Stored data
____
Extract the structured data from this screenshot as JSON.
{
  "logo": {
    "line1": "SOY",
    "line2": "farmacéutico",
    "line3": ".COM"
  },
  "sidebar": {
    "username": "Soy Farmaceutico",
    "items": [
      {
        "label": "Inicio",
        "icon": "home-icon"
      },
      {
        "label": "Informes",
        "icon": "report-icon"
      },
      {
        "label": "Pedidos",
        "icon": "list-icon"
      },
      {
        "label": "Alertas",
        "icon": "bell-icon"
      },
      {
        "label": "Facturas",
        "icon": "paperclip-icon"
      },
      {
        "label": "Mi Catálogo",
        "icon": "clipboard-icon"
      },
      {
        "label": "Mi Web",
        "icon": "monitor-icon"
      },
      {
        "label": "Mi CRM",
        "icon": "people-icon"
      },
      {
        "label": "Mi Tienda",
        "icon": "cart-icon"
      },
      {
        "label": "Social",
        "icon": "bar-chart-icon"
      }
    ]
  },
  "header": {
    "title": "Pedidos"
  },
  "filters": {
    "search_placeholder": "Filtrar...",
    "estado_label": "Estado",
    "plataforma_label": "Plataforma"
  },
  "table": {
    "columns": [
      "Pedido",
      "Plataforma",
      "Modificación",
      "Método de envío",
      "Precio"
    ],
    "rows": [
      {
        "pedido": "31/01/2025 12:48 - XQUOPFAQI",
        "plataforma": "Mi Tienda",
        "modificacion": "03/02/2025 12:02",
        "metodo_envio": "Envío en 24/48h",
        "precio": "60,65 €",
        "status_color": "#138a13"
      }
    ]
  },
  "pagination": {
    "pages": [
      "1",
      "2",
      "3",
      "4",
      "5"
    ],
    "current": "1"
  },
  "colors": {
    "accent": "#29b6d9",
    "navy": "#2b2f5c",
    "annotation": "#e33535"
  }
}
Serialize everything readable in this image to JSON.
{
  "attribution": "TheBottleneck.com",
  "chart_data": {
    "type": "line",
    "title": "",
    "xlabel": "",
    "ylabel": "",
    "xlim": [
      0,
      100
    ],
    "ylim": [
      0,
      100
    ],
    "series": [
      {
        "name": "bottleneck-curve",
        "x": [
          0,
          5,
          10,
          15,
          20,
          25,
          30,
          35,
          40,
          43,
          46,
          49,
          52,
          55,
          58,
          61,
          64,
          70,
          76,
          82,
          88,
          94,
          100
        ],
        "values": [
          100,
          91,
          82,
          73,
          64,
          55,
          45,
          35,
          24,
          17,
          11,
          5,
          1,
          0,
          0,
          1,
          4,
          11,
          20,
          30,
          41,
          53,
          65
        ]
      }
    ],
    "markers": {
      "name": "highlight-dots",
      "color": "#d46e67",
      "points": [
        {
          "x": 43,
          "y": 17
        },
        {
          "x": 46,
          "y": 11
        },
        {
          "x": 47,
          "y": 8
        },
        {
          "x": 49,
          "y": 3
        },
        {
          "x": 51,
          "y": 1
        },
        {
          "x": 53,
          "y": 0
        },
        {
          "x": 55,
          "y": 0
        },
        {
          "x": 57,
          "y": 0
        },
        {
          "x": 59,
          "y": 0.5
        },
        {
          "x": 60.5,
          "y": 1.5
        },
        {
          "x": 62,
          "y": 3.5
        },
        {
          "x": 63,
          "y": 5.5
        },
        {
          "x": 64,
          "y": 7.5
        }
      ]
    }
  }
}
____
▶ [WHAT IS BEING ASKED]
Your task is to reproduce the whole listing exactly.

▶ [RESULT OF THE EXERCISE]
Extract the structured data from this screenshot as JSON.
{
  "logo": {
    "line1": "SOY",
    "line2": "farmacéutico",
    "line3": ".COM"
  },
  "sidebar": {
    "username": "Soy Farmaceutico",
    "items": [
      {
        "label": "Inicio",
        "icon": "home-icon"
      },
      {
        "label": "Informes",
        "icon": "report-icon"
      },
      {
        "label": "Pedidos",
        "icon": "list-icon"
      },
      {
        "label": "Alertas",
        "icon": "bell-icon"
      },
      {
        "label": "Facturas",
        "icon": "paperclip-icon"
      },
      {
        "label": "Mi Catálogo",
        "icon": "clipboard-icon"
      },
      {
        "label": "Mi Web",
        "icon": "monitor-icon"
      },
      {
        "label": "Mi CRM",
        "icon": "people-icon"
      },
      {
        "label": "Mi Tienda",
        "icon": "cart-icon"
      },
      {
        "label": "Social",
        "icon": "bar-chart-icon"
      }
    ]
  },
  "header": {
    "title": "Pedidos"
  },
  "filters": {
    "search_placeholder": "Filtrar...",
    "estado_label": "Estado",
    "plataforma_label": "Plataforma"
  },
  "table": {
    "columns": [
      "Pedido",
      "Plataforma",
      "Modificación",
      "Método de envío",
      "Precio"
    ],
    "rows": [
      {
        "pedido": "31/01/2025 12:48 - XQUOPFAQI",
        "plataforma": "Mi Tienda",
        "modificacion": "03/02/2025 12:02",
        "metodo_envio": "Envío en 24/48h",
        "precio": "60,65 €",
        "status_color": "#138a13"
      }
    ]
  },
  "pagination": {
    "pages": [
      "1",
      "2",
      "3",
      "4",
      "5"
    ],
    "current": "1"
  },
  "colors": {
    "accent": "#29b6d9",
    "navy": "#2b2f5c",
    "annotation": "#e33535"
  }
}
Serialize everything readable in this image to JSON.
{
  "attribution": "TheBottleneck.com",
  "chart_data": {
    "type": "line",
    "title": "",
    "xlabel": "",
    "ylabel": "",
    "xlim": [
      0,
      100
    ],
    "ylim": [
      0,
      100
    ],
    "series": [
      {
        "name": "bottleneck-curve",
        "x": [
          0,
          5,
          10,
          15,
          20,
          25,
          30,
          35,
          40,
          43,
          46,
          49,
          52,
          55,
          58,
          61,
          64,
          70,
          76,
          82,
          88,
          94,
          100
        ],
        "values": [
          100,
          91,
          82,
          73,
          64,
          55,
          45,
          35,
          24,
          17,
          11,
          5,
          1,
          0,
          0,
          1,
          4,
          11,
          20,
          30,
          41,
          53,
          65
        ]
      }
    ],
    "markers": {
      "name": "highlight-dots",
      "color": "#d46e67",
      "points": [
        {
          "x": 43,
          "y": 17
        },
        {
          "x": 46,
          "y": 11
        },
        {
          "x": 47,
          "y": 8
        },
        {
          "x": 49,
          "y": 3
        },
        {
          "x": 51,
          "y": 1
        },
        {
          "x": 53,
          "y": 0
        },
        {
          "x": 55,
          "y": 0
        },
        {
          "x": 57,
          "y": 0
        },
        {
          "x": 59,
          "y": 0.5
        },
        {
          "x": 60.5,
          "y": 1.5
        },
        {
          "x": 62,
          "y": 3.5
        },
        {
          "x": 63,
          "y": 5.5
        },
        {
          "x": 64,
          "y": 7.5
        }
      ]
    }
  }
}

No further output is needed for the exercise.